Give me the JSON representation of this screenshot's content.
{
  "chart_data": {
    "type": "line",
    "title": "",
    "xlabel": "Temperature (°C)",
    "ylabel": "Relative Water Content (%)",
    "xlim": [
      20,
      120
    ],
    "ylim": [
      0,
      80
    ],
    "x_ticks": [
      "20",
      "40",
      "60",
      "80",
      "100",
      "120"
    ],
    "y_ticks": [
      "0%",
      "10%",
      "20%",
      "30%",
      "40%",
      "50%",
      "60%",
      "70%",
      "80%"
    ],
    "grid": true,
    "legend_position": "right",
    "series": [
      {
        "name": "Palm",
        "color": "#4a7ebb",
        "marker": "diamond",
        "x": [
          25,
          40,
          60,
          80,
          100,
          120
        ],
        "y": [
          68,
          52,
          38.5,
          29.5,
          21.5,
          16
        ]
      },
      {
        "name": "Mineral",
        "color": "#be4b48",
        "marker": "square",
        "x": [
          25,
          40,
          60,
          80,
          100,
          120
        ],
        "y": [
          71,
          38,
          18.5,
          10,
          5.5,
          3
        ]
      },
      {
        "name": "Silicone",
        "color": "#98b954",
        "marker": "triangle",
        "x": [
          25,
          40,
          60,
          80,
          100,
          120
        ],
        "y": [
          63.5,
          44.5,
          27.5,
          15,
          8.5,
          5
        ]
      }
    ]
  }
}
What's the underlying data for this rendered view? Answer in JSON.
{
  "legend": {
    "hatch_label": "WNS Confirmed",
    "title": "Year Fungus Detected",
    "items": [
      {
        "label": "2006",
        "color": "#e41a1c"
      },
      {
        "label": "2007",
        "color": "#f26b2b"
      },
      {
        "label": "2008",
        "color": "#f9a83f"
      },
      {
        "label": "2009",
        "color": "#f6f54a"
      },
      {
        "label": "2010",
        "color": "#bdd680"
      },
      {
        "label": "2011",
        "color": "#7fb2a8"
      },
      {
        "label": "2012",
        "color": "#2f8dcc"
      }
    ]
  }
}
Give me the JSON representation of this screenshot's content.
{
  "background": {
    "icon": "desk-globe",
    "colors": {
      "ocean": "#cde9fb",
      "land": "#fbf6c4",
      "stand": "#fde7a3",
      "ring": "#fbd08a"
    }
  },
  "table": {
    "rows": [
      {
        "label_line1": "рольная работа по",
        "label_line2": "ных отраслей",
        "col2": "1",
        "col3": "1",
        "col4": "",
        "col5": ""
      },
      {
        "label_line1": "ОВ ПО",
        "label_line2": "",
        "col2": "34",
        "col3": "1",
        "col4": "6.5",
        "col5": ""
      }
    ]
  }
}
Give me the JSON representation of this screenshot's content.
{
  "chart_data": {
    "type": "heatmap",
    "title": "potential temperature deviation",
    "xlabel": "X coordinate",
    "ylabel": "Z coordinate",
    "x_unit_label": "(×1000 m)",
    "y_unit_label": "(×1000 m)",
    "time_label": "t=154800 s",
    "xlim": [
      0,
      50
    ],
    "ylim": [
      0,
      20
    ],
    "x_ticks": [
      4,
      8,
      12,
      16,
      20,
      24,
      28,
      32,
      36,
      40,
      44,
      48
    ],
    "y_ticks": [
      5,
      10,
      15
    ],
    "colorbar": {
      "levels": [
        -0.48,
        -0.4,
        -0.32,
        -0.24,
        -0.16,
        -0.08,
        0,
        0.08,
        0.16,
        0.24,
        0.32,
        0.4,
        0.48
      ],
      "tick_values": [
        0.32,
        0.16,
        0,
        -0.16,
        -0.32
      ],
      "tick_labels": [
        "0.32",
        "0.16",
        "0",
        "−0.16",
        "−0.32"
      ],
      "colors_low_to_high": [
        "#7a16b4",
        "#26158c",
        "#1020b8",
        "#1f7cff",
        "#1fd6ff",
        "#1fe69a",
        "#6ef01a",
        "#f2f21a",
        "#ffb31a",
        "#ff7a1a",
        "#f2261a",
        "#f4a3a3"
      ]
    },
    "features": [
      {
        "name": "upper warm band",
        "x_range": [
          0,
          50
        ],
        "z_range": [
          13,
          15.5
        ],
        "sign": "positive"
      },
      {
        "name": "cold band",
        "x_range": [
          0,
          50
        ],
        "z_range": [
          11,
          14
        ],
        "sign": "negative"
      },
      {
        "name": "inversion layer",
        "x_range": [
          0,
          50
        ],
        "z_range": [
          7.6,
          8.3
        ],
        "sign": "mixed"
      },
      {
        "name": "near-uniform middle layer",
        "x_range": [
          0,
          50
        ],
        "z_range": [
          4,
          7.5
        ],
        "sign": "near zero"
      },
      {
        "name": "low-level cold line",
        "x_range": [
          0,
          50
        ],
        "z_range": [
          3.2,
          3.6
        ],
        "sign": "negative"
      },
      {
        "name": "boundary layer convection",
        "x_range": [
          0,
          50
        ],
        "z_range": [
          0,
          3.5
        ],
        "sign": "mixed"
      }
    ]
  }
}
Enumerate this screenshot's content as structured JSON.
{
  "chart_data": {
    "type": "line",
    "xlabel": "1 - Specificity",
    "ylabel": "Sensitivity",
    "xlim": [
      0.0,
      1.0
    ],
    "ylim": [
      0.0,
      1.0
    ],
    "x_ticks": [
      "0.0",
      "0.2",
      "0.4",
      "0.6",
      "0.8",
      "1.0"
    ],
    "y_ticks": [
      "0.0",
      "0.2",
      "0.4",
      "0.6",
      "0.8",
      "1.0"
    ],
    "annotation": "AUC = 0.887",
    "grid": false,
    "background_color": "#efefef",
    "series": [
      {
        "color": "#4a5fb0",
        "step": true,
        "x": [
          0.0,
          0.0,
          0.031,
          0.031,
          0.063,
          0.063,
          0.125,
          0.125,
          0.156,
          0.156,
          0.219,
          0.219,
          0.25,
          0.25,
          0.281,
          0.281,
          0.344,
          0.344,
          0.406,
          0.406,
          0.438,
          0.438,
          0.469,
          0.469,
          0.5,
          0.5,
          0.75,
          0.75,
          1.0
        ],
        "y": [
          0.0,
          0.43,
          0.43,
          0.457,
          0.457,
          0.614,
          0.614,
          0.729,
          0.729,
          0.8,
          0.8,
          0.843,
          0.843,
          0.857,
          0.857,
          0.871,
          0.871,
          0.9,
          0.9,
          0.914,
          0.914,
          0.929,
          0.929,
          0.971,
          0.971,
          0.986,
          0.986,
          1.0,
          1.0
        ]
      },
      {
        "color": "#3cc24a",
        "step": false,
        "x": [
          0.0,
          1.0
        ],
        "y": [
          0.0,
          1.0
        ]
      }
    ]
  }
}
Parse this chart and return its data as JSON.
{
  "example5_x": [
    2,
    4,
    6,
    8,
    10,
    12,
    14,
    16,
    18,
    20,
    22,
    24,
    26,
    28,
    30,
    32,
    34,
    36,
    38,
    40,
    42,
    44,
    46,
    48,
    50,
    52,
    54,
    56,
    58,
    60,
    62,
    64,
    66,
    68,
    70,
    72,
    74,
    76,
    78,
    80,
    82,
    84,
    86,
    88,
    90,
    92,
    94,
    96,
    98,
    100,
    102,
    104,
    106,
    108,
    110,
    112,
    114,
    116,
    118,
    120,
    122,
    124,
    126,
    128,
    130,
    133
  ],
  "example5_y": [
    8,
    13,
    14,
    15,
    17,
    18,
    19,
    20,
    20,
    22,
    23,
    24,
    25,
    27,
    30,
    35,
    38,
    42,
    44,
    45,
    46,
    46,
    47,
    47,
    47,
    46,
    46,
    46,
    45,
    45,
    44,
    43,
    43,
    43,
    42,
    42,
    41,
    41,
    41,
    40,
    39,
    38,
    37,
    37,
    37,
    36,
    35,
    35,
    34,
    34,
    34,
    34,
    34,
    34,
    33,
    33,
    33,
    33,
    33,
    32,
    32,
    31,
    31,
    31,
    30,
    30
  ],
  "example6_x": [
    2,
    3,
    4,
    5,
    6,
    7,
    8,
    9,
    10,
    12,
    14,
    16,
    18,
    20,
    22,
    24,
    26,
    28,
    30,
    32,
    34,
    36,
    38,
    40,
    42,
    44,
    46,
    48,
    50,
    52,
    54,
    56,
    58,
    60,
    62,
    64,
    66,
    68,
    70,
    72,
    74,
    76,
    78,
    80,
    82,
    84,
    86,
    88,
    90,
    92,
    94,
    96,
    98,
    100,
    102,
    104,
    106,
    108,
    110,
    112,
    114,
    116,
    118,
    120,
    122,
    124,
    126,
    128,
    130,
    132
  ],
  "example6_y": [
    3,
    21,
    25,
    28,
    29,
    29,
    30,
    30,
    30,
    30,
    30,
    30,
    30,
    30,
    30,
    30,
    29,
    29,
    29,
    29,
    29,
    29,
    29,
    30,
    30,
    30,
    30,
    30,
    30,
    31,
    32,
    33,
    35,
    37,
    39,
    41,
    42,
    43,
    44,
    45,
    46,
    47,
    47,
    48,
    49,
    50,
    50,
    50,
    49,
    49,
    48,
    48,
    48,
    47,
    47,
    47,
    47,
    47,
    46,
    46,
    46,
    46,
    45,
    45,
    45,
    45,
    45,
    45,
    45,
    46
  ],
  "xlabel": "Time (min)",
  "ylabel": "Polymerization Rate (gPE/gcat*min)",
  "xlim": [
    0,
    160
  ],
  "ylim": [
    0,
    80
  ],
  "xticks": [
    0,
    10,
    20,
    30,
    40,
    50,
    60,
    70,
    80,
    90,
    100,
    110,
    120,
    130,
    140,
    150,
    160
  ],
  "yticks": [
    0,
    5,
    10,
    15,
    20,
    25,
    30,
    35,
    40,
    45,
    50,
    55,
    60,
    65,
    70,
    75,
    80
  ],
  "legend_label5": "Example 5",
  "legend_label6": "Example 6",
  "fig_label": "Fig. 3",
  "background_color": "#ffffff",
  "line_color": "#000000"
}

| EXERCISE DESCRIPTION |
Pick out, from the lines above, every one that contains the string "title".

| TASK OUTPUT |
    "title": "",
    "title": "Year Fungus Detected",
    "title": "potential temperature deviation",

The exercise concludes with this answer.